Records from a data collection
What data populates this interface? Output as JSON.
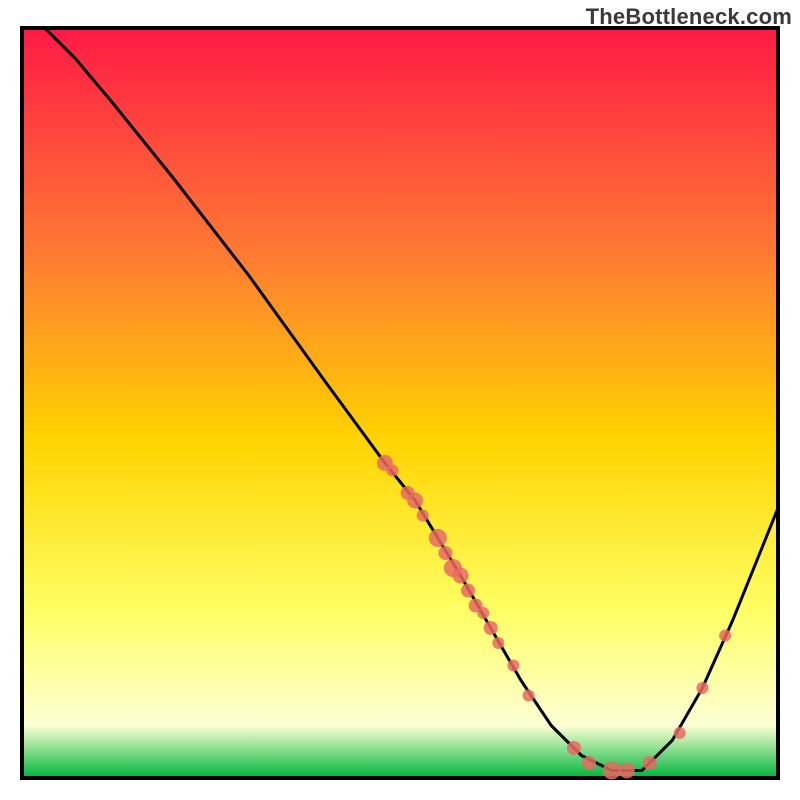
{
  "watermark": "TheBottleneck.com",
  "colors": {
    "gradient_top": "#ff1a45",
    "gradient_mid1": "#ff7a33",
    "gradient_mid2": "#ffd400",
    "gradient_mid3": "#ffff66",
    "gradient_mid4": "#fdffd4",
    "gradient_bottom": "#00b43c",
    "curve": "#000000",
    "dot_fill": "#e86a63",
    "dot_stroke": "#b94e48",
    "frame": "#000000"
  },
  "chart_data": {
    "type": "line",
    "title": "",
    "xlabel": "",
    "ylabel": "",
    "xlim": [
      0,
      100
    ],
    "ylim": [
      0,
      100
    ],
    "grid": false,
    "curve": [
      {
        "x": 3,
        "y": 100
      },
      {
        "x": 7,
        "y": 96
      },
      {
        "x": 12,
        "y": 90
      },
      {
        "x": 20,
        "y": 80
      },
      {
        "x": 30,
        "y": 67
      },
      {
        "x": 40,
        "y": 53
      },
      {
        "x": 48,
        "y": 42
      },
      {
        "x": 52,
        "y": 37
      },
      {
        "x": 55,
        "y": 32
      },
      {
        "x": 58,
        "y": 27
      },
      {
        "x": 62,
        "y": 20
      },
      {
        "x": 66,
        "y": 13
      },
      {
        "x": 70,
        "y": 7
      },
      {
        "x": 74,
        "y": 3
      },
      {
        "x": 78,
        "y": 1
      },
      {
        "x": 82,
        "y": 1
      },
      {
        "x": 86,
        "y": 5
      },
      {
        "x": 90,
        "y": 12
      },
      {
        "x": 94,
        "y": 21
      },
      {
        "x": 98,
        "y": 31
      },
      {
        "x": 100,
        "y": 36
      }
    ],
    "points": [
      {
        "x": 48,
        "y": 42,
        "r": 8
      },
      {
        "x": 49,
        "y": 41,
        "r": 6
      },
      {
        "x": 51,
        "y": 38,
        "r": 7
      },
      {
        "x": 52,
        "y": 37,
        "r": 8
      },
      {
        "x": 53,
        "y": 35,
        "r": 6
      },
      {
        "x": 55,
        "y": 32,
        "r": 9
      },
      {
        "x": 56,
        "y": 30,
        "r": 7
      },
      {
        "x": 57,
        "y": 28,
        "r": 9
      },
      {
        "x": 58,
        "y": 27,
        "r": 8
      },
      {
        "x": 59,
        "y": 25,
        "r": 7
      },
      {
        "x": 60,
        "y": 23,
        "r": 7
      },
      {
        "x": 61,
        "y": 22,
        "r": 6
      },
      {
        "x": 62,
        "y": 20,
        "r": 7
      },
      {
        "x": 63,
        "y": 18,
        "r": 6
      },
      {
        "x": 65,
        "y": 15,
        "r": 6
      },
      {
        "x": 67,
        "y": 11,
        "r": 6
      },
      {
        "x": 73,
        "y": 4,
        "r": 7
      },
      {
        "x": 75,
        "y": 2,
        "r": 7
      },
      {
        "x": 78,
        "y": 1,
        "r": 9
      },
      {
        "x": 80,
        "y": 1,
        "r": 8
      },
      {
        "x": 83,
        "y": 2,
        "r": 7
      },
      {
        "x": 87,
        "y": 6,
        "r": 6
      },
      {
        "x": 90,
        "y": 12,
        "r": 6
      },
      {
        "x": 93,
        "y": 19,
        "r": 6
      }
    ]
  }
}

GIVEN TASK
All the lines above are to be reproduced exactly, except the pictures.

WORKED ANSWER
What data populates this interface? Output as JSON.
{
  "watermark": "TheBottleneck.com",
  "colors": {
    "gradient_top": "#ff1a45",
    "gradient_mid1": "#ff7a33",
    "gradient_mid2": "#ffd400",
    "gradient_mid3": "#ffff66",
    "gradient_mid4": "#fdffd4",
    "gradient_bottom": "#00b43c",
    "curve": "#000000",
    "dot_fill": "#e86a63",
    "dot_stroke": "#b94e48",
    "frame": "#000000"
  },
  "chart_data": {
    "type": "line",
    "title": "",
    "xlabel": "",
    "ylabel": "",
    "xlim": [
      0,
      100
    ],
    "ylim": [
      0,
      100
    ],
    "grid": false,
    "curve": [
      {
        "x": 3,
        "y": 100
      },
      {
        "x": 7,
        "y": 96
      },
      {
        "x": 12,
        "y": 90
      },
      {
        "x": 20,
        "y": 80
      },
      {
        "x": 30,
        "y": 67
      },
      {
        "x": 40,
        "y": 53
      },
      {
        "x": 48,
        "y": 42
      },
      {
        "x": 52,
        "y": 37
      },
      {
        "x": 55,
        "y": 32
      },
      {
        "x": 58,
        "y": 27
      },
      {
        "x": 62,
        "y": 20
      },
      {
        "x": 66,
        "y": 13
      },
      {
        "x": 70,
        "y": 7
      },
      {
        "x": 74,
        "y": 3
      },
      {
        "x": 78,
        "y": 1
      },
      {
        "x": 82,
        "y": 1
      },
      {
        "x": 86,
        "y": 5
      },
      {
        "x": 90,
        "y": 12
      },
      {
        "x": 94,
        "y": 21
      },
      {
        "x": 98,
        "y": 31
      },
      {
        "x": 100,
        "y": 36
      }
    ],
    "points": [
      {
        "x": 48,
        "y": 42,
        "r": 8
      },
      {
        "x": 49,
        "y": 41,
        "r": 6
      },
      {
        "x": 51,
        "y": 38,
        "r": 7
      },
      {
        "x": 52,
        "y": 37,
        "r": 8
      },
      {
        "x": 53,
        "y": 35,
        "r": 6
      },
      {
        "x": 55,
        "y": 32,
        "r": 9
      },
      {
        "x": 56,
        "y": 30,
        "r": 7
      },
      {
        "x": 57,
        "y": 28,
        "r": 9
      },
      {
        "x": 58,
        "y": 27,
        "r": 8
      },
      {
        "x": 59,
        "y": 25,
        "r": 7
      },
      {
        "x": 60,
        "y": 23,
        "r": 7
      },
      {
        "x": 61,
        "y": 22,
        "r": 6
      },
      {
        "x": 62,
        "y": 20,
        "r": 7
      },
      {
        "x": 63,
        "y": 18,
        "r": 6
      },
      {
        "x": 65,
        "y": 15,
        "r": 6
      },
      {
        "x": 67,
        "y": 11,
        "r": 6
      },
      {
        "x": 73,
        "y": 4,
        "r": 7
      },
      {
        "x": 75,
        "y": 2,
        "r": 7
      },
      {
        "x": 78,
        "y": 1,
        "r": 9
      },
      {
        "x": 80,
        "y": 1,
        "r": 8
      },
      {
        "x": 83,
        "y": 2,
        "r": 7
      },
      {
        "x": 87,
        "y": 6,
        "r": 6
      },
      {
        "x": 90,
        "y": 12,
        "r": 6
      },
      {
        "x": 93,
        "y": 19,
        "r": 6
      }
    ]
  }
}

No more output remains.